(Data records)
__________

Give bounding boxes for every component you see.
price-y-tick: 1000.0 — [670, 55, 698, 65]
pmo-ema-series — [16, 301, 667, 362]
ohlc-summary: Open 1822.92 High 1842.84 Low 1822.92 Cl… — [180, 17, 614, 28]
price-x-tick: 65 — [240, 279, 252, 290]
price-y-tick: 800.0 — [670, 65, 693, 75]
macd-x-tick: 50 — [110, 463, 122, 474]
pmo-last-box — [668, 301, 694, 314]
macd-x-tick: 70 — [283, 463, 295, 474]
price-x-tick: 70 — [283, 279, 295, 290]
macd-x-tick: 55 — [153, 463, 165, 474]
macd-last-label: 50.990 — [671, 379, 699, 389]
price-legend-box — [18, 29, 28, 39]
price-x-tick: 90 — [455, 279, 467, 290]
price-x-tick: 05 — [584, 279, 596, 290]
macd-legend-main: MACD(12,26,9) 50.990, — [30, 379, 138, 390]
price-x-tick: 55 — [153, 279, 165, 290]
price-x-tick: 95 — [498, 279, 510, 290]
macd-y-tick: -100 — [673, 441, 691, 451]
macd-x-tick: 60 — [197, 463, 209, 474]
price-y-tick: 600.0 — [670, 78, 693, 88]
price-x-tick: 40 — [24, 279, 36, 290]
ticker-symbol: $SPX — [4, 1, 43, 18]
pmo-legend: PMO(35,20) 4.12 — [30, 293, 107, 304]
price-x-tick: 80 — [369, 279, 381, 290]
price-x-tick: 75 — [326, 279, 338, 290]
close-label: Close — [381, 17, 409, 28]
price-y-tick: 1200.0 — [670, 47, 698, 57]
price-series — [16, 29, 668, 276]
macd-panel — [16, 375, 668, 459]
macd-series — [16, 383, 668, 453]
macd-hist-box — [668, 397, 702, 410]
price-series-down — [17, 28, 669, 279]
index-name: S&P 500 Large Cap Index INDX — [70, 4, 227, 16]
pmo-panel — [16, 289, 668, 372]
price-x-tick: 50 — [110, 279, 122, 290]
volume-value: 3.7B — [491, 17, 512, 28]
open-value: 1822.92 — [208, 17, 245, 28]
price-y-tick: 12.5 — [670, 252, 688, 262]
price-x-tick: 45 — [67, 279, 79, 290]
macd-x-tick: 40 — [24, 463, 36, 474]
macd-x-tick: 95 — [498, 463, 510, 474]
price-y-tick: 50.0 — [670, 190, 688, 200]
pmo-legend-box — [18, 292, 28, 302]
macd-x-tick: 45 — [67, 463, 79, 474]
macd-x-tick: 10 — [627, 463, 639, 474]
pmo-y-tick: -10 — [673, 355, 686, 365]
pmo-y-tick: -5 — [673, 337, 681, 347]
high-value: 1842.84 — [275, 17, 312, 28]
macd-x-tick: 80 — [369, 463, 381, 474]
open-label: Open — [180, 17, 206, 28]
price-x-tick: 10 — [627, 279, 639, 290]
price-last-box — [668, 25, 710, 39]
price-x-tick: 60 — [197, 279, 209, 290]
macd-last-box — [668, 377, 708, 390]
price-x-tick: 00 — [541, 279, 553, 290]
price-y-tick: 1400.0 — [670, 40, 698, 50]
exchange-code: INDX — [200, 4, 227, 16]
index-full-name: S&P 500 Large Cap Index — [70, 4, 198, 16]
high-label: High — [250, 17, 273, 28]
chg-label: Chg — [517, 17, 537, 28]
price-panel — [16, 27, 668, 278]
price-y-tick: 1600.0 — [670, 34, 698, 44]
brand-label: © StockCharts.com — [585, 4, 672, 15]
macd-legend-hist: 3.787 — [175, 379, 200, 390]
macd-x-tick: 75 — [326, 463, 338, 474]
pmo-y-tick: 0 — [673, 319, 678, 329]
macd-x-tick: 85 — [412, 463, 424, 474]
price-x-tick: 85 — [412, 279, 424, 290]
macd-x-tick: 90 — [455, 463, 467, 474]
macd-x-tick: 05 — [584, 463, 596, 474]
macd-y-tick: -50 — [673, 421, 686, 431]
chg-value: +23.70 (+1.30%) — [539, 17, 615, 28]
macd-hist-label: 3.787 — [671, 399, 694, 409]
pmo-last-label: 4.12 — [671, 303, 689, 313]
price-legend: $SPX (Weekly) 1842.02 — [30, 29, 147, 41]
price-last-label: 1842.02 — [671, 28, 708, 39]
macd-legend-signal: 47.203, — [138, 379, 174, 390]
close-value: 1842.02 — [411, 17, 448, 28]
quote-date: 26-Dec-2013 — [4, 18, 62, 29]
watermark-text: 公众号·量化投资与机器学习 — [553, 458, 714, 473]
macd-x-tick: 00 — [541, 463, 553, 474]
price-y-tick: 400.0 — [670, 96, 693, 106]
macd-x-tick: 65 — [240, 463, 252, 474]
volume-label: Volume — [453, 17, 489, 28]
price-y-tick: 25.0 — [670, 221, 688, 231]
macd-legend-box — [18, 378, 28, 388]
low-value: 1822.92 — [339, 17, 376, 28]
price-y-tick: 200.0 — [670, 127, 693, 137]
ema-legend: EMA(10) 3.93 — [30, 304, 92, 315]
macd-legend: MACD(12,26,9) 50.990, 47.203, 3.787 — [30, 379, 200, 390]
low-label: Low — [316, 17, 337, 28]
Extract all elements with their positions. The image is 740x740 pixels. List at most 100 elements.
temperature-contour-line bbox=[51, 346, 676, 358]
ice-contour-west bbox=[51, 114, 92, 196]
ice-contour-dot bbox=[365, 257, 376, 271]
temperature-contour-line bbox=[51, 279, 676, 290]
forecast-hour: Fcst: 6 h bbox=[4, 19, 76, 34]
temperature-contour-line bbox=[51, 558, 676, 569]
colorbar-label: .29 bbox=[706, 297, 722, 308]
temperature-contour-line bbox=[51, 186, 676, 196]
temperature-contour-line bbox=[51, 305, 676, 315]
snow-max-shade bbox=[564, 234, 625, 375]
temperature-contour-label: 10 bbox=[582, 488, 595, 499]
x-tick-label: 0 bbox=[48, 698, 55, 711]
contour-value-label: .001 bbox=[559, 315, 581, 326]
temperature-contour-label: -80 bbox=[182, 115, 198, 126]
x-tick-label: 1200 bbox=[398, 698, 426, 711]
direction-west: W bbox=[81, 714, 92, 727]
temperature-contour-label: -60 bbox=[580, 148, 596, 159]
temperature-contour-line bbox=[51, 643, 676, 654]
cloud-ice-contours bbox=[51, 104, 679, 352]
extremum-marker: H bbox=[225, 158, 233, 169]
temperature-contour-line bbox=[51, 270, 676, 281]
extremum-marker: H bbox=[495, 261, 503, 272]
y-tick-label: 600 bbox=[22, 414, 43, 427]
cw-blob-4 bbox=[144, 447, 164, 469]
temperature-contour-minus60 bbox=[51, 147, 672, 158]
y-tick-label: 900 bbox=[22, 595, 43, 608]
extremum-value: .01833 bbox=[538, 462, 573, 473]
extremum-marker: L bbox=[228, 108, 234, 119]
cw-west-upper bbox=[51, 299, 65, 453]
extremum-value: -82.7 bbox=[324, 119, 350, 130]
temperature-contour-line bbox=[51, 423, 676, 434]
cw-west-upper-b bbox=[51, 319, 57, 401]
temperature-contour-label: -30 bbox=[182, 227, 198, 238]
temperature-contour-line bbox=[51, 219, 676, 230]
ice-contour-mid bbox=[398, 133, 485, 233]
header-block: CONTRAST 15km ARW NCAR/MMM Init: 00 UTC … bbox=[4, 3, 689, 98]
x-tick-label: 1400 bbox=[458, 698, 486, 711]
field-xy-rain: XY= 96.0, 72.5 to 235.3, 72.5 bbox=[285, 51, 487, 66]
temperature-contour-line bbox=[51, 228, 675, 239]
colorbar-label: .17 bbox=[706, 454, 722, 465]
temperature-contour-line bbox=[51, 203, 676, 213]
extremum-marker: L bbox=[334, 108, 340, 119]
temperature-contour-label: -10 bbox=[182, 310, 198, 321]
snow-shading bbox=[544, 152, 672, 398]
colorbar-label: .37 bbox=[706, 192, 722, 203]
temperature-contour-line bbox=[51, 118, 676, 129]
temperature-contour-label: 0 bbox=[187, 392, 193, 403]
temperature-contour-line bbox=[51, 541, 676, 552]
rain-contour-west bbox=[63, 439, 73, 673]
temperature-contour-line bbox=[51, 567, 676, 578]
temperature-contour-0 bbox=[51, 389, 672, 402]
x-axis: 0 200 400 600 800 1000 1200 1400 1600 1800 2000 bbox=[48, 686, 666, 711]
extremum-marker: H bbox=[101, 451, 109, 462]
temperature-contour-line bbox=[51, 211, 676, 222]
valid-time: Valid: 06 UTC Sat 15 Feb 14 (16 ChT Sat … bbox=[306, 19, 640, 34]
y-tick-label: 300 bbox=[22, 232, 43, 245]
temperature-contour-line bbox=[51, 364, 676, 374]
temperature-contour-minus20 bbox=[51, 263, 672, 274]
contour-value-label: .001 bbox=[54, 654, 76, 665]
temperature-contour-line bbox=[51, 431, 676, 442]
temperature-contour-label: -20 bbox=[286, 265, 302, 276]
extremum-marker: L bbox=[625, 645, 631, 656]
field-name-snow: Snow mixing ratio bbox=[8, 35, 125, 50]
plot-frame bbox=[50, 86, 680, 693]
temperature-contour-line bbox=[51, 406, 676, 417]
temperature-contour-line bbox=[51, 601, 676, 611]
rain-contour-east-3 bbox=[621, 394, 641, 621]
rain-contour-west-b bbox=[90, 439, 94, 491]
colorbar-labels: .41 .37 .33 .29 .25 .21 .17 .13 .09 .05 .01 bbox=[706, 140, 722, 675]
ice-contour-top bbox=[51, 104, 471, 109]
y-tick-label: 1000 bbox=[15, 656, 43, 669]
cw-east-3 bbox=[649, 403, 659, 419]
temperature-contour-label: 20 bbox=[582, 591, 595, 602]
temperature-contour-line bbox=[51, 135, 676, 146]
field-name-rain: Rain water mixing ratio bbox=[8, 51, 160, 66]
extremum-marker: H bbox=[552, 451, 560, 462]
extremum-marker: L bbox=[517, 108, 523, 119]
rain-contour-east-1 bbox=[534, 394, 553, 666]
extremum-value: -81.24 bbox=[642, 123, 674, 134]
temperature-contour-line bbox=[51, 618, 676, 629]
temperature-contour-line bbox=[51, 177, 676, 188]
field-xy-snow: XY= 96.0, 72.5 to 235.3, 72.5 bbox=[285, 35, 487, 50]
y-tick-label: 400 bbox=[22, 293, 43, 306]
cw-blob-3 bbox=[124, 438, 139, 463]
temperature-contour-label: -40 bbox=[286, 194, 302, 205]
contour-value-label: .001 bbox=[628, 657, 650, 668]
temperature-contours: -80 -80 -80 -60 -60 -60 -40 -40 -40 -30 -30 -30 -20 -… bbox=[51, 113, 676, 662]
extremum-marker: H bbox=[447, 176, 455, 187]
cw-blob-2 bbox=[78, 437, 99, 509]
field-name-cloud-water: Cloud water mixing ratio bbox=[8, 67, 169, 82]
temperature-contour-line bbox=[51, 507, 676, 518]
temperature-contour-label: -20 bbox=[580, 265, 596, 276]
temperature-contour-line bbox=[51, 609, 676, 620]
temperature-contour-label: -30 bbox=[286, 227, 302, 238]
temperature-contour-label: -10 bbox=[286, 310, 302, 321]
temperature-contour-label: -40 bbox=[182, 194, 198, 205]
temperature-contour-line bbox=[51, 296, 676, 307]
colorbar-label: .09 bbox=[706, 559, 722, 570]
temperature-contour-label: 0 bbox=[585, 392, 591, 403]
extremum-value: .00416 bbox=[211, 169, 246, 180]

__________

== Request ==
In the entries from the first line through the line containing "pmo-last-box — [668, 301, 694, 314]", swap "pmo-ema-series" for "pmo-signal-series" and leave everything else unchanged. Give only those lines.

== Output for this task ==
Give bounding boxes for every component you see.
price-y-tick: 1000.0 — [670, 55, 698, 65]
pmo-signal-series — [16, 301, 667, 362]
ohlc-summary: Open 1822.92 High 1842.84 Low 1822.92 Cl… — [180, 17, 614, 28]
price-x-tick: 65 — [240, 279, 252, 290]
price-y-tick: 800.0 — [670, 65, 693, 75]
macd-x-tick: 50 — [110, 463, 122, 474]
pmo-last-box — [668, 301, 694, 314]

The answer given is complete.